— Task to complete —
Write the data below out exactly as it stands. Do not include the pictures.

......

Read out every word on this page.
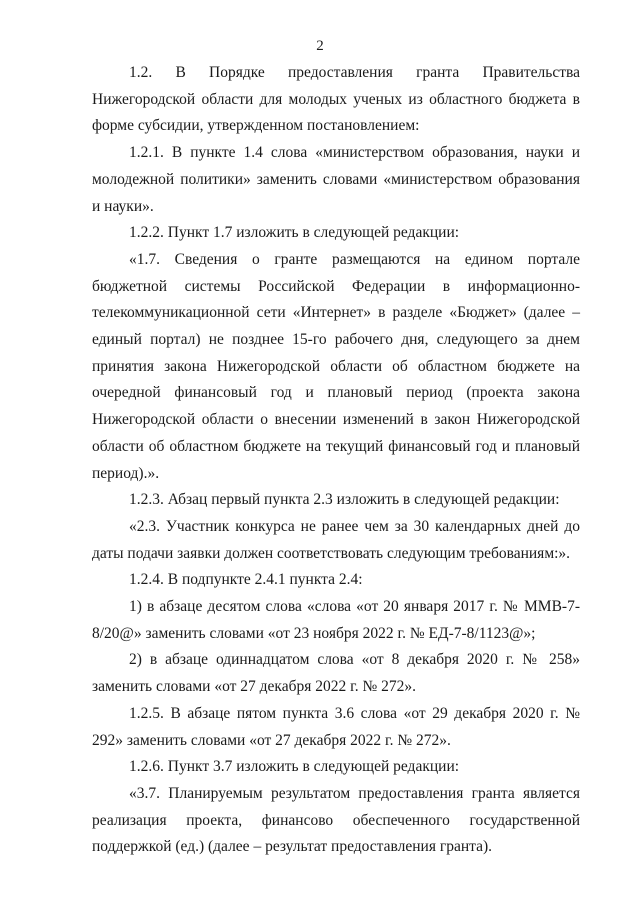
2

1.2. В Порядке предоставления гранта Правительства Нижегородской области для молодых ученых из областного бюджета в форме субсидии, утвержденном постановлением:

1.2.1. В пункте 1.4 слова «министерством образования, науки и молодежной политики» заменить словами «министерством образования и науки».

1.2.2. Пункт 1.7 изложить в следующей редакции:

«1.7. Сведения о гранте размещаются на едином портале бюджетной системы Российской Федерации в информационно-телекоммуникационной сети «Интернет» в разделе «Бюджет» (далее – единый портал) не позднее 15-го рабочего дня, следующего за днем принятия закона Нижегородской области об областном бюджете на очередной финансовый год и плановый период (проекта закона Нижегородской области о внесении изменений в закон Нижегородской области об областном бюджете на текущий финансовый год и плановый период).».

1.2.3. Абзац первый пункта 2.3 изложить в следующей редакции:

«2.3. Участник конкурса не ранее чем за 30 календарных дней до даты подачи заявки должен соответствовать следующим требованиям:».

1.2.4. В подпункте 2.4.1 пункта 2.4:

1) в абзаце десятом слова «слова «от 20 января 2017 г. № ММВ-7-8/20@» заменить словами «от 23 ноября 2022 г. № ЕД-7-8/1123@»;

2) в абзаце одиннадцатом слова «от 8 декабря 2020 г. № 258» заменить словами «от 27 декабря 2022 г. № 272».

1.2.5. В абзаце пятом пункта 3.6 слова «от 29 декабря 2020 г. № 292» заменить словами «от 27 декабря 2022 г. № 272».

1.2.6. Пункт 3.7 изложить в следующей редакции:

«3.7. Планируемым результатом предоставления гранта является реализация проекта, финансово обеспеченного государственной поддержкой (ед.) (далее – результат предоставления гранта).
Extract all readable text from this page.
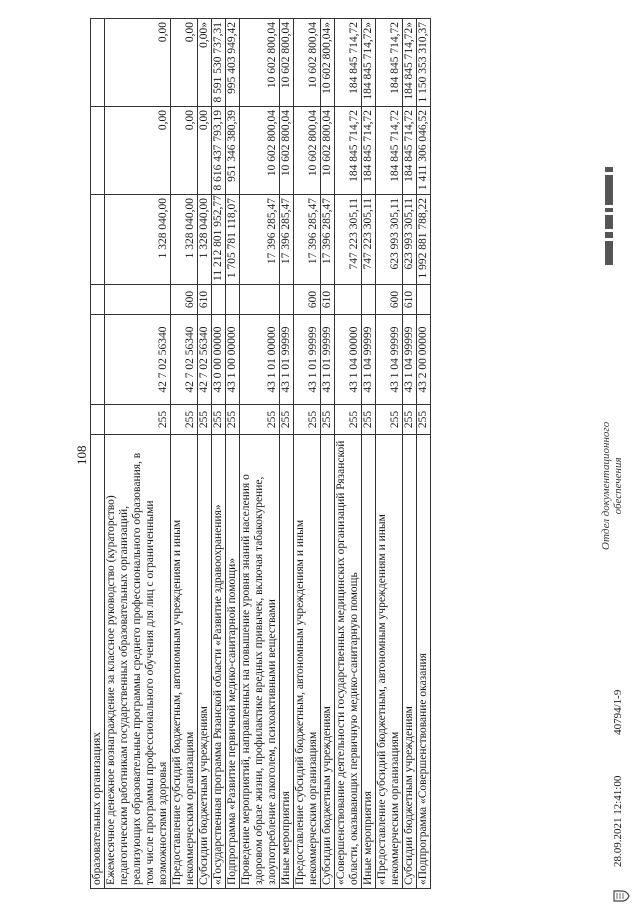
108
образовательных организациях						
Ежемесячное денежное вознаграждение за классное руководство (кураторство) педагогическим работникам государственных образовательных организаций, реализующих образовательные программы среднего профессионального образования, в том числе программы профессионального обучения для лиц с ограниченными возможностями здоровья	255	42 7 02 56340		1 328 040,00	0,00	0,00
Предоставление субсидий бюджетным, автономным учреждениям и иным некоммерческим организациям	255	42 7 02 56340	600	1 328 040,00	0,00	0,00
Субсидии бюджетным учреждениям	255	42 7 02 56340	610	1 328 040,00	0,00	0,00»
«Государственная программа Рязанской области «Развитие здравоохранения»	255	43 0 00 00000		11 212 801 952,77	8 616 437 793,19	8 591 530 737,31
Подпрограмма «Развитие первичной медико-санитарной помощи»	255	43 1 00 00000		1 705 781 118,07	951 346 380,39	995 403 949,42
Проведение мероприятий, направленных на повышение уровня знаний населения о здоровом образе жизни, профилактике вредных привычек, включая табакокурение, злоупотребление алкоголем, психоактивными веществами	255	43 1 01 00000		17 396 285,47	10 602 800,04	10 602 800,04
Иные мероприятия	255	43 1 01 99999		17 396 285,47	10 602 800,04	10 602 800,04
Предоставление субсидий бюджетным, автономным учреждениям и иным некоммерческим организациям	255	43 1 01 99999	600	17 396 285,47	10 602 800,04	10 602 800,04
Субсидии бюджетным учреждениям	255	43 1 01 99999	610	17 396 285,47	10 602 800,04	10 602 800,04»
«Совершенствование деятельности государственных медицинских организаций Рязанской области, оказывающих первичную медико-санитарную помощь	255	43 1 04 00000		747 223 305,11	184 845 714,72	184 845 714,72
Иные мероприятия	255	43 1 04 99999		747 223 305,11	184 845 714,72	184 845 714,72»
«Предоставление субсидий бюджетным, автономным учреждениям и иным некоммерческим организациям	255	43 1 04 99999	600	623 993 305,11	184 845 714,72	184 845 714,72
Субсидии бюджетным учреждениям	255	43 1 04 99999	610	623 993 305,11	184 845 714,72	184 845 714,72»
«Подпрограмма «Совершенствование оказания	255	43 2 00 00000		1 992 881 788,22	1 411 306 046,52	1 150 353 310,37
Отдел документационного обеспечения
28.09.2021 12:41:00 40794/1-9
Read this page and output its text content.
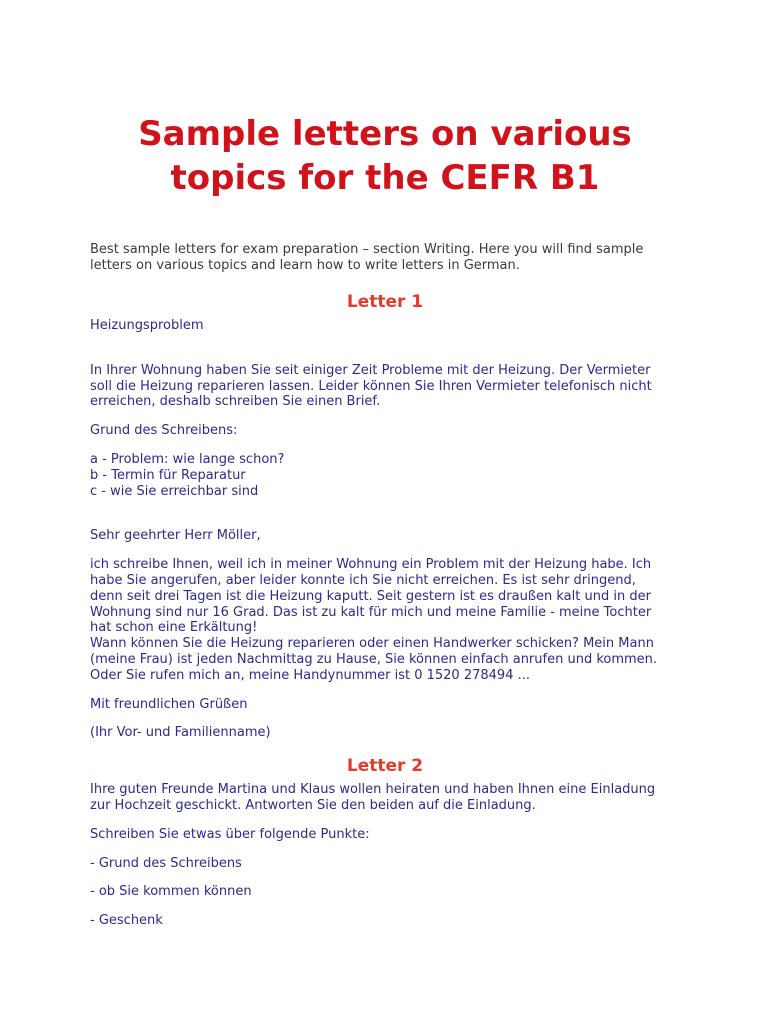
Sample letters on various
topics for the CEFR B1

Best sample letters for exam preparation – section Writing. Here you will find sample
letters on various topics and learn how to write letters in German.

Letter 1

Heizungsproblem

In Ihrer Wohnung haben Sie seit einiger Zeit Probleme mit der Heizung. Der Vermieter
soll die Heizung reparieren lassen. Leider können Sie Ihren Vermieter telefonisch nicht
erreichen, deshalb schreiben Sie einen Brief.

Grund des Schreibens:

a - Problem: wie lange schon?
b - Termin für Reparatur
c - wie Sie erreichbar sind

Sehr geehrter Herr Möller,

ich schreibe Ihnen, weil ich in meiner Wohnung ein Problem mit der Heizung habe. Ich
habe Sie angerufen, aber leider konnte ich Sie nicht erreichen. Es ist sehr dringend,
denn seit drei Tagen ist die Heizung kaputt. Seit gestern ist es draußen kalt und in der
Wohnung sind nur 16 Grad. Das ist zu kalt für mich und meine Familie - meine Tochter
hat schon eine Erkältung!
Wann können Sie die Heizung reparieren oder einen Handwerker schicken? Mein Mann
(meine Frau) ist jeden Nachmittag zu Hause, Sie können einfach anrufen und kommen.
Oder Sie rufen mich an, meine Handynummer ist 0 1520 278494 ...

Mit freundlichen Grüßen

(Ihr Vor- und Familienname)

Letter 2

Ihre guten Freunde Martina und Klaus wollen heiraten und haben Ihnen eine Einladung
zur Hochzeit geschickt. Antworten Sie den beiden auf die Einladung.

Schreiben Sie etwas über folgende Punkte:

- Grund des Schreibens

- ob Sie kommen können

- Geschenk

......

— Output of the exercise —
Read out every word on this page.
2

1.2. В Порядке предоставления гранта Правительства Нижегородской области для молодых ученых из областного бюджета в форме субсидии, утвержденном постановлением:

1.2.1. В пункте 1.4 слова «министерством образования, науки и молодежной политики» заменить словами «министерством образования и науки».

1.2.2. Пункт 1.7 изложить в следующей редакции:

«1.7. Сведения о гранте размещаются на едином портале бюджетной системы Российской Федерации в информационно-телекоммуникационной сети «Интернет» в разделе «Бюджет» (далее – единый портал) не позднее 15-го рабочего дня, следующего за днем принятия закона Нижегородской области об областном бюджете на очередной финансовый год и плановый период (проекта закона Нижегородской области о внесении изменений в закон Нижегородской области об областном бюджете на текущий финансовый год и плановый период).».

1.2.3. Абзац первый пункта 2.3 изложить в следующей редакции:

«2.3. Участник конкурса не ранее чем за 30 календарных дней до даты подачи заявки должен соответствовать следующим требованиям:».

1.2.4. В подпункте 2.4.1 пункта 2.4:

1) в абзаце десятом слова «слова «от 20 января 2017 г. № ММВ-7-8/20@» заменить словами «от 23 ноября 2022 г. № ЕД-7-8/1123@»;

2) в абзаце одиннадцатом слова «от 8 декабря 2020 г. № 258» заменить словами «от 27 декабря 2022 г. № 272».

1.2.5. В абзаце пятом пункта 3.6 слова «от 29 декабря 2020 г. № 292» заменить словами «от 27 декабря 2022 г. № 272».

1.2.6. Пункт 3.7 изложить в следующей редакции:

«3.7. Планируемым результатом предоставления гранта является реализация проекта, финансово обеспеченного государственной поддержкой (ед.) (далее – результат предоставления гранта).
Extract all readable text from this page.
108
образовательных организациях						
Ежемесячное денежное вознаграждение за классное руководство (кураторство) педагогическим работникам государственных образовательных организаций, реализующих образовательные программы среднего профессионального образования, в том числе программы профессионального обучения для лиц с ограниченными возможностями здоровья	255	42 7 02 56340		1 328 040,00	0,00	0,00
Предоставление субсидий бюджетным, автономным учреждениям и иным некоммерческим организациям	255	42 7 02 56340	600	1 328 040,00	0,00	0,00
Субсидии бюджетным учреждениям	255	42 7 02 56340	610	1 328 040,00	0,00	0,00»
«Государственная программа Рязанской области «Развитие здравоохранения»	255	43 0 00 00000		11 212 801 952,77	8 616 437 793,19	8 591 530 737,31
Подпрограмма «Развитие первичной медико-санитарной помощи»	255	43 1 00 00000		1 705 781 118,07	951 346 380,39	995 403 949,42
Проведение мероприятий, направленных на повышение уровня знаний населения о здоровом образе жизни, профилактике вредных привычек, включая табакокурение, злоупотребление алкоголем, психоактивными веществами	255	43 1 01 00000		17 396 285,47	10 602 800,04	10 602 800,04
Иные мероприятия	255	43 1 01 99999		17 396 285,47	10 602 800,04	10 602 800,04
Предоставление субсидий бюджетным, автономным учреждениям и иным некоммерческим организациям	255	43 1 01 99999	600	17 396 285,47	10 602 800,04	10 602 800,04
Субсидии бюджетным учреждениям	255	43 1 01 99999	610	17 396 285,47	10 602 800,04	10 602 800,04»
«Совершенствование деятельности государственных медицинских организаций Рязанской области, оказывающих первичную медико-санитарную помощь	255	43 1 04 00000		747 223 305,11	184 845 714,72	184 845 714,72
Иные мероприятия	255	43 1 04 99999		747 223 305,11	184 845 714,72	184 845 714,72»
«Предоставление субсидий бюджетным, автономным учреждениям и иным некоммерческим организациям	255	43 1 04 99999	600	623 993 305,11	184 845 714,72	184 845 714,72
Субсидии бюджетным учреждениям	255	43 1 04 99999	610	623 993 305,11	184 845 714,72	184 845 714,72»
«Подпрограмма «Совершенствование оказания	255	43 2 00 00000		1 992 881 788,22	1 411 306 046,52	1 150 353 310,37
Отдел документационного обеспечения
28.09.2021 12:41:00 40794/1-9
Read this page and output its text content.
Sample letters on various
topics for the CEFR B1

Best sample letters for exam preparation – section Writing. Here you will find sample
letters on various topics and learn how to write letters in German.

Letter 1

Heizungsproblem

In Ihrer Wohnung haben Sie seit einiger Zeit Probleme mit der Heizung. Der Vermieter
soll die Heizung reparieren lassen. Leider können Sie Ihren Vermieter telefonisch nicht
erreichen, deshalb schreiben Sie einen Brief.

Grund des Schreibens:

a - Problem: wie lange schon?
b - Termin für Reparatur
c - wie Sie erreichbar sind

Sehr geehrter Herr Möller,

ich schreibe Ihnen, weil ich in meiner Wohnung ein Problem mit der Heizung habe. Ich
habe Sie angerufen, aber leider konnte ich Sie nicht erreichen. Es ist sehr dringend,
denn seit drei Tagen ist die Heizung kaputt. Seit gestern ist es draußen kalt und in der
Wohnung sind nur 16 Grad. Das ist zu kalt für mich und meine Familie - meine Tochter
hat schon eine Erkältung!
Wann können Sie die Heizung reparieren oder einen Handwerker schicken? Mein Mann
(meine Frau) ist jeden Nachmittag zu Hause, Sie können einfach anrufen und kommen.
Oder Sie rufen mich an, meine Handynummer ist 0 1520 278494 ...

Mit freundlichen Grüßen

(Ihr Vor- und Familienname)

Letter 2

Ihre guten Freunde Martina und Klaus wollen heiraten und haben Ihnen eine Einladung
zur Hochzeit geschickt. Antworten Sie den beiden auf die Einladung.

Schreiben Sie etwas über folgende Punkte:

- Grund des Schreibens

- ob Sie kommen können

- Geschenk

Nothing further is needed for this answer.